To be done - Pictures aside, repeat every entry exactly.

Extracted data -
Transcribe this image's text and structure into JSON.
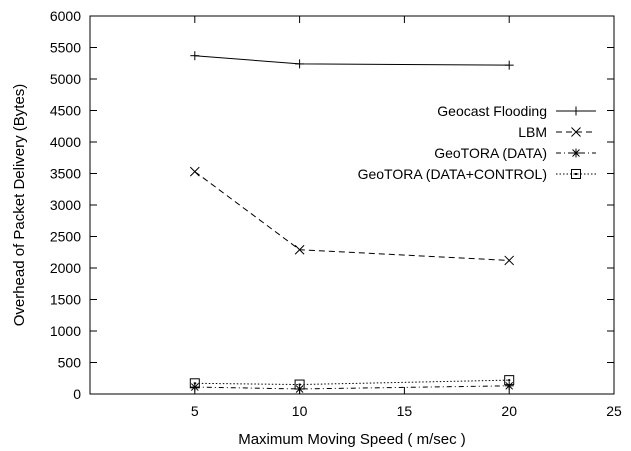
{
  "chart_data": {
    "type": "line",
    "title": "",
    "xlabel": "Maximum Moving Speed ( m/sec )",
    "ylabel": "Overhead of Packet Delivery (Bytes)",
    "xlim": [
      0,
      25
    ],
    "ylim": [
      0,
      6000
    ],
    "xticks": [
      5,
      10,
      15,
      20,
      25
    ],
    "yticks": [
      0,
      500,
      1000,
      1500,
      2000,
      2500,
      3000,
      3500,
      4000,
      4500,
      5000,
      5500,
      6000
    ],
    "grid": false,
    "legend_position": "top-right",
    "x": [
      5,
      10,
      20
    ],
    "series": [
      {
        "name": "Geocast Flooding",
        "values": [
          5370,
          5240,
          5220
        ],
        "marker": "plus",
        "dash": "solid"
      },
      {
        "name": "LBM",
        "values": [
          3530,
          2290,
          2120
        ],
        "marker": "cross",
        "dash": "dashed"
      },
      {
        "name": "GeoTORA (DATA)",
        "values": [
          110,
          80,
          130
        ],
        "marker": "star",
        "dash": "dash-dot"
      },
      {
        "name": "GeoTORA (DATA+CONTROL)",
        "values": [
          170,
          150,
          220
        ],
        "marker": "square",
        "dash": "dotted"
      }
    ]
  }
}
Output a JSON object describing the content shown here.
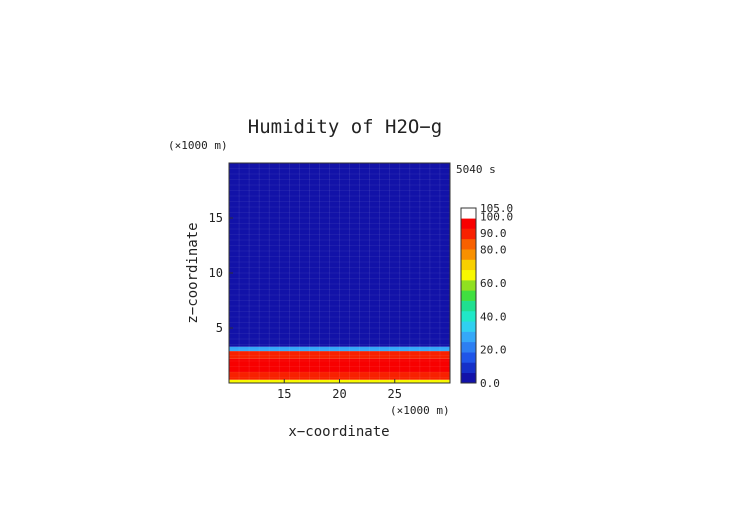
{
  "chart_data": {
    "type": "heatmap",
    "title": "Humidity of H2O−g",
    "time_label": "5040 s",
    "xlabel": "x−coordinate",
    "ylabel": "z−coordinate",
    "x_unit": "(×1000 m)",
    "z_unit": "(×1000 m)",
    "xlim": [
      10,
      30
    ],
    "ylim": [
      0,
      20
    ],
    "x_ticks": [
      15,
      20,
      25
    ],
    "y_ticks": [
      5,
      10,
      15
    ],
    "layers": [
      {
        "z_range": [
          0,
          0.3
        ],
        "value": 65
      },
      {
        "z_range": [
          0.3,
          1.0
        ],
        "value": 88
      },
      {
        "z_range": [
          1.0,
          2.2
        ],
        "value": 97
      },
      {
        "z_range": [
          2.2,
          2.9
        ],
        "value": 87
      },
      {
        "z_range": [
          2.9,
          3.3
        ],
        "value": 30
      },
      {
        "z_range": [
          3.3,
          20
        ],
        "value": 3
      }
    ],
    "colorbar": {
      "ticks": [
        "105.0",
        "100.0",
        "90.0",
        "80.0",
        "60.0",
        "40.0",
        "20.0",
        "0.0"
      ],
      "colors": [
        "#1212a8",
        "#1530c8",
        "#1f55e8",
        "#2d7ff2",
        "#35a8f8",
        "#30d0f0",
        "#20e8c8",
        "#20e090",
        "#40e040",
        "#90e020",
        "#f8f800",
        "#f8d000",
        "#f89000",
        "#f86000",
        "#f82000",
        "#f80000",
        "#ffffff"
      ]
    }
  }
}
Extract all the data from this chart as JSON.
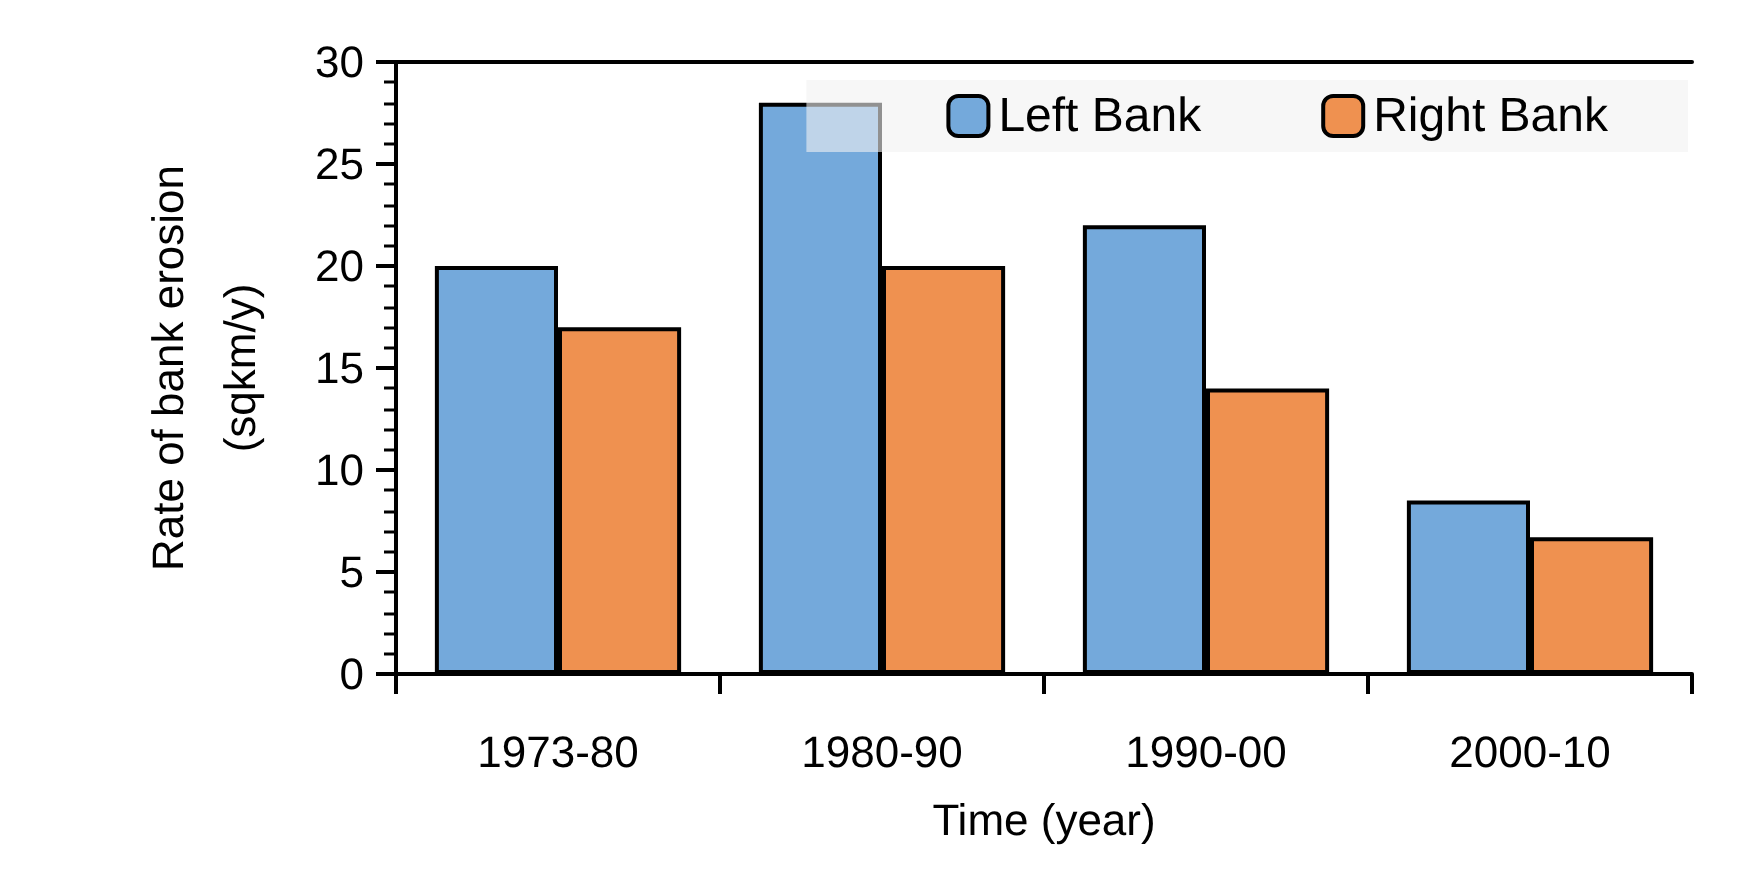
{
  "chart_data": {
    "type": "bar",
    "xlabel": "Time (year)",
    "ylabel": "Rate of bank erosion\n(sqkm/y)",
    "categories": [
      "1973-80",
      "1980-90",
      "1990-00",
      "2000-10"
    ],
    "series": [
      {
        "name": "Left Bank",
        "color": "#74a9db",
        "values": [
          20,
          28,
          22,
          8.5
        ]
      },
      {
        "name": "Right Bank",
        "color": "#ef9150",
        "values": [
          17,
          20,
          14,
          6.7
        ]
      }
    ],
    "ylim": [
      0,
      30
    ],
    "yticks": [
      0,
      5,
      10,
      15,
      20,
      25,
      30
    ],
    "grid": false,
    "legend": "top right"
  }
}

Answer -
Transcribe this image's text and structure into JSON.
{
  "chart_data": {
    "type": "line",
    "title": "",
    "xlabel": "Maximum Moving Speed ( m/sec )",
    "ylabel": "Overhead of Packet Delivery (Bytes)",
    "xlim": [
      0,
      25
    ],
    "ylim": [
      0,
      6000
    ],
    "xticks": [
      5,
      10,
      15,
      20,
      25
    ],
    "yticks": [
      0,
      500,
      1000,
      1500,
      2000,
      2500,
      3000,
      3500,
      4000,
      4500,
      5000,
      5500,
      6000
    ],
    "grid": false,
    "legend_position": "top-right",
    "x": [
      5,
      10,
      20
    ],
    "series": [
      {
        "name": "Geocast Flooding",
        "values": [
          5370,
          5240,
          5220
        ],
        "marker": "plus",
        "dash": "solid"
      },
      {
        "name": "LBM",
        "values": [
          3530,
          2290,
          2120
        ],
        "marker": "cross",
        "dash": "dashed"
      },
      {
        "name": "GeoTORA (DATA)",
        "values": [
          110,
          80,
          130
        ],
        "marker": "star",
        "dash": "dash-dot"
      },
      {
        "name": "GeoTORA (DATA+CONTROL)",
        "values": [
          170,
          150,
          220
        ],
        "marker": "square",
        "dash": "dotted"
      }
    ]
  }
}
Output a JSON object describing the content shown here.
{
  "chart_data": {
    "type": "heatmap",
    "title": "Humidity of H2O−g",
    "time_label": "5040 s",
    "xlabel": "x−coordinate",
    "ylabel": "z−coordinate",
    "x_unit": "(×1000 m)",
    "z_unit": "(×1000 m)",
    "xlim": [
      10,
      30
    ],
    "ylim": [
      0,
      20
    ],
    "x_ticks": [
      15,
      20,
      25
    ],
    "y_ticks": [
      5,
      10,
      15
    ],
    "layers": [
      {
        "z_range": [
          0,
          0.3
        ],
        "value": 65
      },
      {
        "z_range": [
          0.3,
          1.0
        ],
        "value": 88
      },
      {
        "z_range": [
          1.0,
          2.2
        ],
        "value": 97
      },
      {
        "z_range": [
          2.2,
          2.9
        ],
        "value": 87
      },
      {
        "z_range": [
          2.9,
          3.3
        ],
        "value": 30
      },
      {
        "z_range": [
          3.3,
          20
        ],
        "value": 3
      }
    ],
    "colorbar": {
      "ticks": [
        "105.0",
        "100.0",
        "90.0",
        "80.0",
        "60.0",
        "40.0",
        "20.0",
        "0.0"
      ],
      "colors": [
        "#1212a8",
        "#1530c8",
        "#1f55e8",
        "#2d7ff2",
        "#35a8f8",
        "#30d0f0",
        "#20e8c8",
        "#20e090",
        "#40e040",
        "#90e020",
        "#f8f800",
        "#f8d000",
        "#f89000",
        "#f86000",
        "#f82000",
        "#f80000",
        "#ffffff"
      ]
    }
  }
}
Extract all the data from this chart as JSON.
{
  "chart_data": {
    "type": "bar",
    "xlabel": "Time (year)",
    "ylabel": "Rate of bank erosion\n(sqkm/y)",
    "categories": [
      "1973-80",
      "1980-90",
      "1990-00",
      "2000-10"
    ],
    "series": [
      {
        "name": "Left Bank",
        "color": "#74a9db",
        "values": [
          20,
          28,
          22,
          8.5
        ]
      },
      {
        "name": "Right Bank",
        "color": "#ef9150",
        "values": [
          17,
          20,
          14,
          6.7
        ]
      }
    ],
    "ylim": [
      0,
      30
    ],
    "yticks": [
      0,
      5,
      10,
      15,
      20,
      25,
      30
    ],
    "grid": false,
    "legend": "top right"
  }
}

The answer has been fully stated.